- **EXERCISE DATA**:
◆ ◆ ◆ ◆ ◆

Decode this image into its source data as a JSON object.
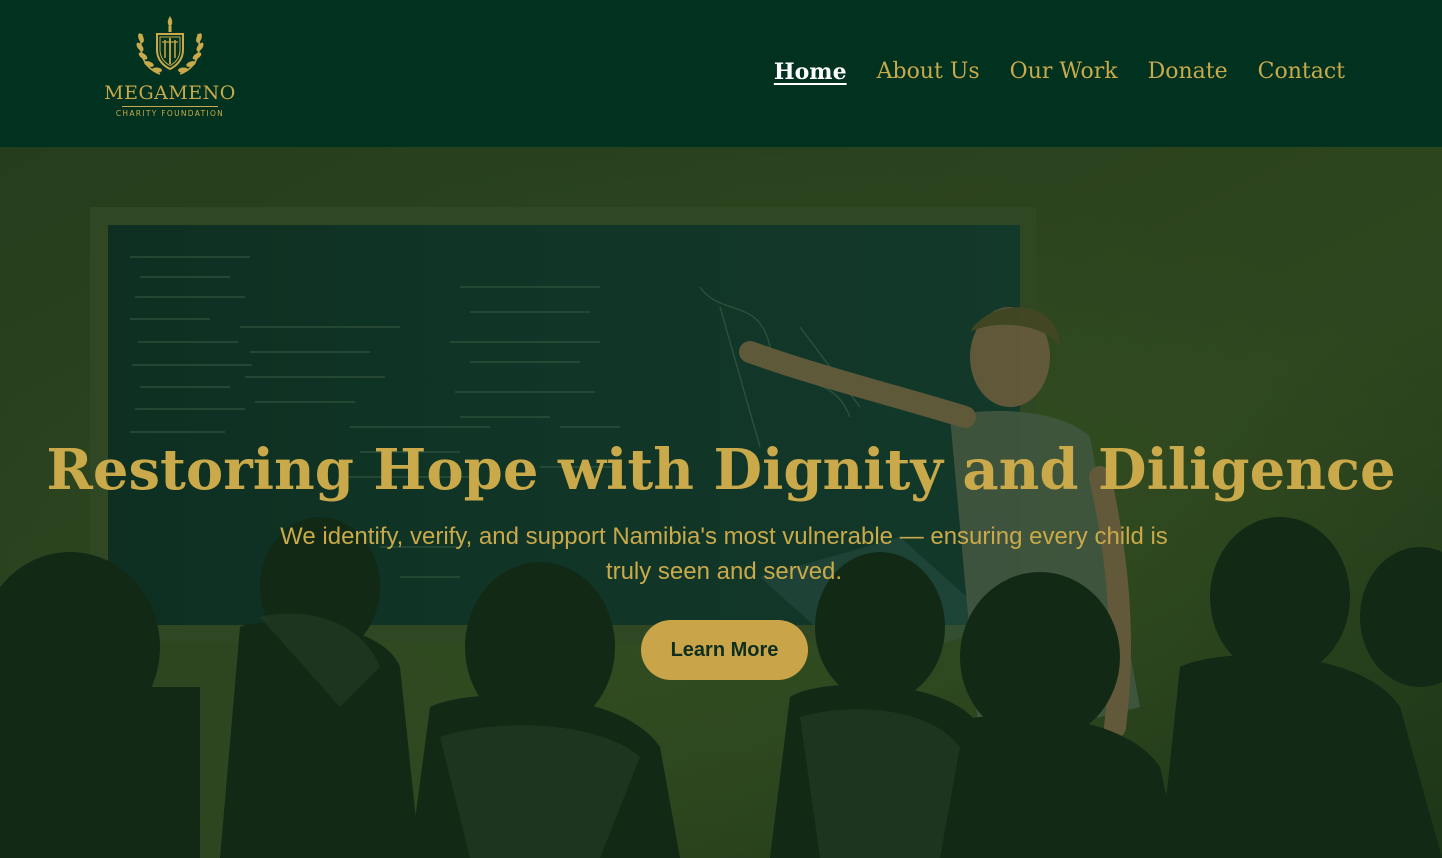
{
  "brand": {
    "name": "MEGAMENO",
    "tagline": "CHARITY FOUNDATION",
    "emblem_icon": "laurel-shield-icon",
    "gold": "#c9a94a",
    "green": "#013220"
  },
  "nav": {
    "items": [
      {
        "label": "Home",
        "active": true
      },
      {
        "label": "About Us",
        "active": false
      },
      {
        "label": "Our Work",
        "active": false
      },
      {
        "label": "Donate",
        "active": false
      },
      {
        "label": "Contact",
        "active": false
      }
    ]
  },
  "hero": {
    "title": "Restoring Hope with Dignity and Diligence",
    "subtitle": "We identify, verify, and support Namibia's most vulnerable — ensuring every child is truly seen and served.",
    "cta_label": "Learn More"
  }
}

◆ ◆ ◆ ◆ ◆

- **SET PROBLEM**:
In your copy, repeat each record exactly and include no pictures.

- **WRITTEN RESPONSE**:
Decode this image into its source data as a JSON object.
{
  "brand": {
    "name": "MEGAMENO",
    "tagline": "CHARITY FOUNDATION",
    "emblem_icon": "laurel-shield-icon",
    "gold": "#c9a94a",
    "green": "#013220"
  },
  "nav": {
    "items": [
      {
        "label": "Home",
        "active": true
      },
      {
        "label": "About Us",
        "active": false
      },
      {
        "label": "Our Work",
        "active": false
      },
      {
        "label": "Donate",
        "active": false
      },
      {
        "label": "Contact",
        "active": false
      }
    ]
  },
  "hero": {
    "title": "Restoring Hope with Dignity and Diligence",
    "subtitle": "We identify, verify, and support Namibia's most vulnerable — ensuring every child is truly seen and served.",
    "cta_label": "Learn More"
  }
}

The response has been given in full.